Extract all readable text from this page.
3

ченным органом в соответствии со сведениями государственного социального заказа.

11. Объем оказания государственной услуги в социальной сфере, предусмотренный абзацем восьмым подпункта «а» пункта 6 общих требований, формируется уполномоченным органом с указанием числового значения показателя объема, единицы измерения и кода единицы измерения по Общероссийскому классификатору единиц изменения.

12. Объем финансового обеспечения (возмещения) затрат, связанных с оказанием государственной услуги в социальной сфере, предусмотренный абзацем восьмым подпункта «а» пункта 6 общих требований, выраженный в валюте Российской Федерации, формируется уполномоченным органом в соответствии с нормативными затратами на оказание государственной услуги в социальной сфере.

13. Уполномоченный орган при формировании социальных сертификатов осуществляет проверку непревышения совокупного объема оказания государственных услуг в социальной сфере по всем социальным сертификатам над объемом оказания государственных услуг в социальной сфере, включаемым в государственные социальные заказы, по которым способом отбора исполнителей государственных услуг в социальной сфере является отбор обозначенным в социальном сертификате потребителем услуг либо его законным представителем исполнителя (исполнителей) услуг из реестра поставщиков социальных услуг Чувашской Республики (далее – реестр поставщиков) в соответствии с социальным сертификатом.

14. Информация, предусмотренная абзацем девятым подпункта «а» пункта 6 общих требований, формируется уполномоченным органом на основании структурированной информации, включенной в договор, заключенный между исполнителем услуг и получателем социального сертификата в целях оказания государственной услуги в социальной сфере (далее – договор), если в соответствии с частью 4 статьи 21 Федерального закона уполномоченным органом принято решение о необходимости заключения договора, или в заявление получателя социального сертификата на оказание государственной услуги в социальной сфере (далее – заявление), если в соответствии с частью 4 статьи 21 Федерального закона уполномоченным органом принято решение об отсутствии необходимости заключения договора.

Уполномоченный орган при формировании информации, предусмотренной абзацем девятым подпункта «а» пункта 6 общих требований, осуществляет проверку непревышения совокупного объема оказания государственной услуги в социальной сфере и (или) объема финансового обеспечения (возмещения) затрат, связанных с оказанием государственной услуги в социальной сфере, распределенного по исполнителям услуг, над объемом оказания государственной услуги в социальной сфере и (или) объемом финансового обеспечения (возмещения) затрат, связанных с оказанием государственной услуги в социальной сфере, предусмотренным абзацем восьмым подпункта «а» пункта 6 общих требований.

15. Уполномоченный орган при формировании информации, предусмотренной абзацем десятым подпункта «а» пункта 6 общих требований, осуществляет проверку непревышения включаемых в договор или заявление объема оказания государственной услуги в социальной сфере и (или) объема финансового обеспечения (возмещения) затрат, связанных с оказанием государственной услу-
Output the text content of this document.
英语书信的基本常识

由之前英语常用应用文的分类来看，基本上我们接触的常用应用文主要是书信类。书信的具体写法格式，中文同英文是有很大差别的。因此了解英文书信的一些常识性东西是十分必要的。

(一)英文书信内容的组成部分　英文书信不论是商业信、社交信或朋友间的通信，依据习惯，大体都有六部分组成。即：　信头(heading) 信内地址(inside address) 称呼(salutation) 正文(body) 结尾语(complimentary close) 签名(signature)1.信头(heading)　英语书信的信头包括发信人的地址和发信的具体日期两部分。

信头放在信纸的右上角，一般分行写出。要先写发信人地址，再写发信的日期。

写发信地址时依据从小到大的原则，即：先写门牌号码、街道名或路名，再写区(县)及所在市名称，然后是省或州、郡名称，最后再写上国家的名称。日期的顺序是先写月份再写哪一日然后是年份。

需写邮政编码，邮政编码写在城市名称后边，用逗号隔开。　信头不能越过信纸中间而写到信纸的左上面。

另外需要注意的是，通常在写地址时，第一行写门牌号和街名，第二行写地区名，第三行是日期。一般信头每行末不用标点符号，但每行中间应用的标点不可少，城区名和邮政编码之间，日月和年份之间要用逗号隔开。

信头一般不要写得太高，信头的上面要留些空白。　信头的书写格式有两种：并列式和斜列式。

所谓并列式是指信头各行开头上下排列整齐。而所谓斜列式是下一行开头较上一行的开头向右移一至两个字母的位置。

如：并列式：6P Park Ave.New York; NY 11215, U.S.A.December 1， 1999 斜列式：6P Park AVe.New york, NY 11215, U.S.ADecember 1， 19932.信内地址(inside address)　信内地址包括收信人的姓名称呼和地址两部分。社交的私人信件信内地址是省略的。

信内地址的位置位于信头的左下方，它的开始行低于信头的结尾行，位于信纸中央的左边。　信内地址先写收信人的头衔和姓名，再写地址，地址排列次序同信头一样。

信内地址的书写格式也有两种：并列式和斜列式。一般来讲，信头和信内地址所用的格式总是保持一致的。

YOUR TASK: Begin with the line that contains "Output the text content of this document." and quote each line after it exactly, stopping after the last line of the data.

TASK OUTPUT:
Output the text content of this document.
英语书信的基本常识

由之前英语常用应用文的分类来看，基本上我们接触的常用应用文主要是书信类。书信的具体写法格式，中文同英文是有很大差别的。因此了解英文书信的一些常识性东西是十分必要的。

(一)英文书信内容的组成部分　英文书信不论是商业信、社交信或朋友间的通信，依据习惯，大体都有六部分组成。即：　信头(heading) 信内地址(inside address) 称呼(salutation) 正文(body) 结尾语(complimentary close) 签名(signature)1.信头(heading)　英语书信的信头包括发信人的地址和发信的具体日期两部分。

信头放在信纸的右上角，一般分行写出。要先写发信人地址，再写发信的日期。

写发信地址时依据从小到大的原则，即：先写门牌号码、街道名或路名，再写区(县)及所在市名称，然后是省或州、郡名称，最后再写上国家的名称。日期的顺序是先写月份再写哪一日然后是年份。

需写邮政编码，邮政编码写在城市名称后边，用逗号隔开。　信头不能越过信纸中间而写到信纸的左上面。

另外需要注意的是，通常在写地址时，第一行写门牌号和街名，第二行写地区名，第三行是日期。一般信头每行末不用标点符号，但每行中间应用的标点不可少，城区名和邮政编码之间，日月和年份之间要用逗号隔开。

信头一般不要写得太高，信头的上面要留些空白。　信头的书写格式有两种：并列式和斜列式。

所谓并列式是指信头各行开头上下排列整齐。而所谓斜列式是下一行开头较上一行的开头向右移一至两个字母的位置。

如：并列式：6P Park Ave.New York; NY 11215, U.S.A.December 1， 1999 斜列式：6P Park AVe.New york, NY 11215, U.S.ADecember 1， 19932.信内地址(inside address)　信内地址包括收信人的姓名称呼和地址两部分。社交的私人信件信内地址是省略的。

信内地址的位置位于信头的左下方，它的开始行低于信头的结尾行，位于信纸中央的左边。　信内地址先写收信人的头衔和姓名，再写地址，地址排列次序同信头一样。

信内地址的书写格式也有两种：并列式和斜列式。一般来讲，信头和信内地址所用的格式总是保持一致的。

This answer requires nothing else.